## Material for this task
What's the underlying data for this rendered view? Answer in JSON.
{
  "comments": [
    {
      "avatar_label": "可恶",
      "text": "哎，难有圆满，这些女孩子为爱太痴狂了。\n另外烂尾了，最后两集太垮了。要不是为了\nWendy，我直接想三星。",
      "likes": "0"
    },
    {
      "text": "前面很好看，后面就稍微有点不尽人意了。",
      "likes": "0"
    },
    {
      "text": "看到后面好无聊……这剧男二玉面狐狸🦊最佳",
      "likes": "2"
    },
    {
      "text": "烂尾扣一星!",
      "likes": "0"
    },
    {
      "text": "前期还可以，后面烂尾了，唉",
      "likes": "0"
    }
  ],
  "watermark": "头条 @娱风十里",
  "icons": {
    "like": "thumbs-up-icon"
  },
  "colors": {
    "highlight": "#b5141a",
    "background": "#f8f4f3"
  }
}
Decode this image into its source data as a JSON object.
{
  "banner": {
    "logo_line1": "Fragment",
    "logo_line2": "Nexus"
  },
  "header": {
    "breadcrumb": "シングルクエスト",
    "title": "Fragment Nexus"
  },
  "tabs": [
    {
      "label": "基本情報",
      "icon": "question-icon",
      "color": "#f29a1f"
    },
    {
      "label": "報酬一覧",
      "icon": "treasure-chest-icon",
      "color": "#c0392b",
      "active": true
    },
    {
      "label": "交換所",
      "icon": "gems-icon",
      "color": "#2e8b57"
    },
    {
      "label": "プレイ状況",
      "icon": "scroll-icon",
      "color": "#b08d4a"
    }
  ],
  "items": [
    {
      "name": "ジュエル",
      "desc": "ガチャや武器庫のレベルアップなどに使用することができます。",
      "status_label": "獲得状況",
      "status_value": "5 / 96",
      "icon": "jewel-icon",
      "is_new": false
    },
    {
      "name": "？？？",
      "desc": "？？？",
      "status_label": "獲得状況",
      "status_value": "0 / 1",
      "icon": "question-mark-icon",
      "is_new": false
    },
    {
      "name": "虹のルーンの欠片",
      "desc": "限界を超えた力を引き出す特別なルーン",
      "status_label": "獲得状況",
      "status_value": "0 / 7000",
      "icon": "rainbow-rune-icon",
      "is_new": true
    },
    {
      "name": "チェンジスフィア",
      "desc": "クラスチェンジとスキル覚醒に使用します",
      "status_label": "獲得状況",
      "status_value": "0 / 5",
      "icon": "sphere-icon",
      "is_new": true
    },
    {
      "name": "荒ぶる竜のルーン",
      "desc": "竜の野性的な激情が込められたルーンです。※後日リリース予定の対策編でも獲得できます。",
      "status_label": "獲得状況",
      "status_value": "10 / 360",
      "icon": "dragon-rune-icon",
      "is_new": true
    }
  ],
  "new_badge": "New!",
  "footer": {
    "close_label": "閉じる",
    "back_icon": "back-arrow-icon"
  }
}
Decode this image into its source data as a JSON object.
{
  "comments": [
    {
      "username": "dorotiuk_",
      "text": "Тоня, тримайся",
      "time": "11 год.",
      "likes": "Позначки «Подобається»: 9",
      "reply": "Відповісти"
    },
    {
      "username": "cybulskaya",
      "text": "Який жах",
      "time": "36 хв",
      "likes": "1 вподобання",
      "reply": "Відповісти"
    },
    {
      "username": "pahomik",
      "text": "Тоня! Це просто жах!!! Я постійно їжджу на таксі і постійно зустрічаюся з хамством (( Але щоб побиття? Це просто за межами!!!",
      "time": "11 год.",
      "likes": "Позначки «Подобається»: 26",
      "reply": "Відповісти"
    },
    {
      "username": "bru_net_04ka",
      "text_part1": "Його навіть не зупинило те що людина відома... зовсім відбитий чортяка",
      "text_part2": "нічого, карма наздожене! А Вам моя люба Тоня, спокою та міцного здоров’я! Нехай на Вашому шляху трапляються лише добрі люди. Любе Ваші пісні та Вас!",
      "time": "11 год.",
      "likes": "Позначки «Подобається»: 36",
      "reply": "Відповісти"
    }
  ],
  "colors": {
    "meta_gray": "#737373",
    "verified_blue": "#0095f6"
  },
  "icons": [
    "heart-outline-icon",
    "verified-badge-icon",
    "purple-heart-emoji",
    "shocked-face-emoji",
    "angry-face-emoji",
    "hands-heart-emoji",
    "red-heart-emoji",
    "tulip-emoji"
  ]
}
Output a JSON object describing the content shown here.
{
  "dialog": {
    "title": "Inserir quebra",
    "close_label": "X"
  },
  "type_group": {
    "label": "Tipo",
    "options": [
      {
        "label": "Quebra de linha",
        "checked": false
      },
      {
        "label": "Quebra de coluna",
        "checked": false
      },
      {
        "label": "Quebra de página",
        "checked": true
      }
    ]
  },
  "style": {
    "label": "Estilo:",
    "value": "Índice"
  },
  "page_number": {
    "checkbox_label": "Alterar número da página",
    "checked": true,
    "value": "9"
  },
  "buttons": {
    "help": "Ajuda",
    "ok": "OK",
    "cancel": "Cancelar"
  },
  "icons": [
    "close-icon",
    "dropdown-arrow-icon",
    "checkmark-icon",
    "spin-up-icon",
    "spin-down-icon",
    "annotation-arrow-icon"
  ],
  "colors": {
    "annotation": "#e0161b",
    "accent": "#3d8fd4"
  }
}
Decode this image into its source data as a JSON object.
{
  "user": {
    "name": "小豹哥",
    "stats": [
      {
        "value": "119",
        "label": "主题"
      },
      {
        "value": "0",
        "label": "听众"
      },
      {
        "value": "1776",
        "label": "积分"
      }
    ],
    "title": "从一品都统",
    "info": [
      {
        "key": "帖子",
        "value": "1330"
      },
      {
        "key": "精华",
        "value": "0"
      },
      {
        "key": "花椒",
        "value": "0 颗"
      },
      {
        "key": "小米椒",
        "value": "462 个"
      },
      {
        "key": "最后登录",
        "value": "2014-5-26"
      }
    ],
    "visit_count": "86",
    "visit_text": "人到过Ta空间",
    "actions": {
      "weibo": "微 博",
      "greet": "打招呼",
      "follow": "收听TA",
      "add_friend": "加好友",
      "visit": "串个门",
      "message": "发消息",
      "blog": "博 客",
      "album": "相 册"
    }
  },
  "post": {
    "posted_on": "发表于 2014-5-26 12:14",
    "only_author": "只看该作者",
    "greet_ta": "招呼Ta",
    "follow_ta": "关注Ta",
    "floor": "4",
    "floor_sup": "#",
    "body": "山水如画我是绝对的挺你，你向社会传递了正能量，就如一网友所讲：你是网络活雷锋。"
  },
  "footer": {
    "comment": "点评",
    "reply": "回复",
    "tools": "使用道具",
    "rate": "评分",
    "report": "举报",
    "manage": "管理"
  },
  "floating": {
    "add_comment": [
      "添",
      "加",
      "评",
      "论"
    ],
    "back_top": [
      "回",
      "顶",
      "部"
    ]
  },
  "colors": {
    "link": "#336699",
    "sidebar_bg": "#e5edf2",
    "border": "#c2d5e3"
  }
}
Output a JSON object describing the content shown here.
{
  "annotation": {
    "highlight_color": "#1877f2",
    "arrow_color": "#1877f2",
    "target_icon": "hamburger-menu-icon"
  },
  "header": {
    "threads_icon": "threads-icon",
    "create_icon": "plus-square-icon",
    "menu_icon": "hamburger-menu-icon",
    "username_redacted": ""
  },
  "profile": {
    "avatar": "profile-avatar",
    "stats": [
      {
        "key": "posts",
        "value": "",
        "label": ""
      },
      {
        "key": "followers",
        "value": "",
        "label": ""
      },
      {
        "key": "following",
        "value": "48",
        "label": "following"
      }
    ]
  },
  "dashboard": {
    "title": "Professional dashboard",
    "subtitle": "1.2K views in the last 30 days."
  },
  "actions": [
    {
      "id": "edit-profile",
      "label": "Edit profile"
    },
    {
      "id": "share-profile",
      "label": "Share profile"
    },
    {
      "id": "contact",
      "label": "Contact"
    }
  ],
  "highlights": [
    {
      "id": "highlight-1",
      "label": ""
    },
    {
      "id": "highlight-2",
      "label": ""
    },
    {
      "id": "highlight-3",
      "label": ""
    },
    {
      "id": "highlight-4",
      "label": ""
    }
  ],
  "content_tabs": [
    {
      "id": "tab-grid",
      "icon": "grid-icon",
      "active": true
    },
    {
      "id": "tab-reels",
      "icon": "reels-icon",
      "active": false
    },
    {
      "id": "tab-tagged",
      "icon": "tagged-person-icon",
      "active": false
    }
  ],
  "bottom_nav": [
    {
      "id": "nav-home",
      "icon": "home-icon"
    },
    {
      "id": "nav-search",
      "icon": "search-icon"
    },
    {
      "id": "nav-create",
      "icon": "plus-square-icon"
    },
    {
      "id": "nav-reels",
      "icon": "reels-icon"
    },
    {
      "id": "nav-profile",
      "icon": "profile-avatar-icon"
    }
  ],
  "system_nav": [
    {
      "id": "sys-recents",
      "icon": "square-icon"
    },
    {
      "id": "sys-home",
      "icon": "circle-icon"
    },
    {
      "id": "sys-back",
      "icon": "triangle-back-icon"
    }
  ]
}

## Job
Search the entries for the string "dashboard" and collect each line that has it.

## Final result
  "dashboard": {
    "title": "Professional dashboard",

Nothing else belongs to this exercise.